## Set exercise
Output every entry exactly, from the first line to the last.
----------
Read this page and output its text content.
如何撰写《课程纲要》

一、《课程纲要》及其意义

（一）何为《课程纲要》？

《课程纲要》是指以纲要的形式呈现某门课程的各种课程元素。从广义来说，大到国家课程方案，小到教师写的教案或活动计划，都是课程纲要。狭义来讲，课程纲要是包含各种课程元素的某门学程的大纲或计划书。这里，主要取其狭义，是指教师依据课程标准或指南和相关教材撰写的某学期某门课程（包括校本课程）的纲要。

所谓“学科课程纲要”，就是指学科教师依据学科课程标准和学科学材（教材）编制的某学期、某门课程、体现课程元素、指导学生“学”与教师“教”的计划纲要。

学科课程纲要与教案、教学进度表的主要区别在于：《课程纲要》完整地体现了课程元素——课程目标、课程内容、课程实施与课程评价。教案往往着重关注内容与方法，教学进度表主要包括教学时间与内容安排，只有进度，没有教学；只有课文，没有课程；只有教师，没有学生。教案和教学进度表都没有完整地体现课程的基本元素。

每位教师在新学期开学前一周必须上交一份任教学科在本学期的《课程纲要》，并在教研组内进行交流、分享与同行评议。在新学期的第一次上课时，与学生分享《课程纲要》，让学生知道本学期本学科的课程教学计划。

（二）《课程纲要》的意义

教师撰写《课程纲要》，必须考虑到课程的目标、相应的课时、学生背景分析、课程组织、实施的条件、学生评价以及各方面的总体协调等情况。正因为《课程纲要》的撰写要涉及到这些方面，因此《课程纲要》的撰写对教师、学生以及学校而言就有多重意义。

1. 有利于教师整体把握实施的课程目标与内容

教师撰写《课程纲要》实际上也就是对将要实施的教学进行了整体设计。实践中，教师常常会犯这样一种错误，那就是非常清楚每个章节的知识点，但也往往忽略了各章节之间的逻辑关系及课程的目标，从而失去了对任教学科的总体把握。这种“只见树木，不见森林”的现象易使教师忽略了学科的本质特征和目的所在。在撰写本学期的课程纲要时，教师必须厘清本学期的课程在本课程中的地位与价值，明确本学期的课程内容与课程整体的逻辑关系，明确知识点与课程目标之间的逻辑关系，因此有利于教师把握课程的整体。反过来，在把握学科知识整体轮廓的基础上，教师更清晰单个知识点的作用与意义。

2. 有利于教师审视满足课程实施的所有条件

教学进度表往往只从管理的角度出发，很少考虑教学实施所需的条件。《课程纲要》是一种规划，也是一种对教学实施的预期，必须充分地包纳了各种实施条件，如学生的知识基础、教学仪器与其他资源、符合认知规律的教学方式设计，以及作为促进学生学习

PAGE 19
----------
## Result of the exercise
Read this page and output its text content.
如何撰写《课程纲要》

一、《课程纲要》及其意义

（一）何为《课程纲要》？

《课程纲要》是指以纲要的形式呈现某门课程的各种课程元素。从广义来说，大到国家课程方案，小到教师写的教案或活动计划，都是课程纲要。狭义来讲，课程纲要是包含各种课程元素的某门学程的大纲或计划书。这里，主要取其狭义，是指教师依据课程标准或指南和相关教材撰写的某学期某门课程（包括校本课程）的纲要。

所谓“学科课程纲要”，就是指学科教师依据学科课程标准和学科学材（教材）编制的某学期、某门课程、体现课程元素、指导学生“学”与教师“教”的计划纲要。

学科课程纲要与教案、教学进度表的主要区别在于：《课程纲要》完整地体现了课程元素——课程目标、课程内容、课程实施与课程评价。教案往往着重关注内容与方法，教学进度表主要包括教学时间与内容安排，只有进度，没有教学；只有课文，没有课程；只有教师，没有学生。教案和教学进度表都没有完整地体现课程的基本元素。

每位教师在新学期开学前一周必须上交一份任教学科在本学期的《课程纲要》，并在教研组内进行交流、分享与同行评议。在新学期的第一次上课时，与学生分享《课程纲要》，让学生知道本学期本学科的课程教学计划。

（二）《课程纲要》的意义

教师撰写《课程纲要》，必须考虑到课程的目标、相应的课时、学生背景分析、课程组织、实施的条件、学生评价以及各方面的总体协调等情况。正因为《课程纲要》的撰写要涉及到这些方面，因此《课程纲要》的撰写对教师、学生以及学校而言就有多重意义。

1. 有利于教师整体把握实施的课程目标与内容

教师撰写《课程纲要》实际上也就是对将要实施的教学进行了整体设计。实践中，教师常常会犯这样一种错误，那就是非常清楚每个章节的知识点，但也往往忽略了各章节之间的逻辑关系及课程的目标，从而失去了对任教学科的总体把握。这种“只见树木，不见森林”的现象易使教师忽略了学科的本质特征和目的所在。在撰写本学期的课程纲要时，教师必须厘清本学期的课程在本课程中的地位与价值，明确本学期的课程内容与课程整体的逻辑关系，明确知识点与课程目标之间的逻辑关系，因此有利于教师把握课程的整体。反过来，在把握学科知识整体轮廓的基础上，教师更清晰单个知识点的作用与意义。

2. 有利于教师审视满足课程实施的所有条件

教学进度表往往只从管理的角度出发，很少考虑教学实施所需的条件。《课程纲要》是一种规划，也是一种对教学实施的预期，必须充分地包纳了各种实施条件，如学生的知识基础、教学仪器与其他资源、符合认知规律的教学方式设计，以及作为促进学生学习

PAGE 19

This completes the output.